§ WHAT IS EXPECTED: The records should be written out in full, with nothing altered.
┄┄┄┄┄┄┄┄┄┄
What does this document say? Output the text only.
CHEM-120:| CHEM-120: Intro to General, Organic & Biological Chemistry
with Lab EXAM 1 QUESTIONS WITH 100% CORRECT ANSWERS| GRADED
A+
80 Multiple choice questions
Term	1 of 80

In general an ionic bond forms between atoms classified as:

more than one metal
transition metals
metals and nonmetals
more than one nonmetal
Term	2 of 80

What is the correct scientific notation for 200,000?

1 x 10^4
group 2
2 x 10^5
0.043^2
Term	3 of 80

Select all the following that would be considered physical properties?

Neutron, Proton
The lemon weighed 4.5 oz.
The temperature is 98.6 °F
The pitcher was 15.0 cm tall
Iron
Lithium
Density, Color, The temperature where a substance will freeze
┄┄┄┄┄┄┄┄┄┄
§ WORKED SOLUTION:
What does this document say? Output the text only.
CHEM-120:| CHEM-120: Intro to General, Organic & Biological Chemistry
with Lab EXAM 1 QUESTIONS WITH 100% CORRECT ANSWERS| GRADED
A+
80 Multiple choice questions
Term	1 of 80

In general an ionic bond forms between atoms classified as:

more than one metal
transition metals
metals and nonmetals
more than one nonmetal
Term	2 of 80

What is the correct scientific notation for 200,000?

1 x 10^4
group 2
2 x 10^5
0.043^2
Term	3 of 80

Select all the following that would be considered physical properties?

Neutron, Proton
The lemon weighed 4.5 oz.
The temperature is 98.6 °F
The pitcher was 15.0 cm tall
Iron
Lithium
Density, Color, The temperature where a substance will freeze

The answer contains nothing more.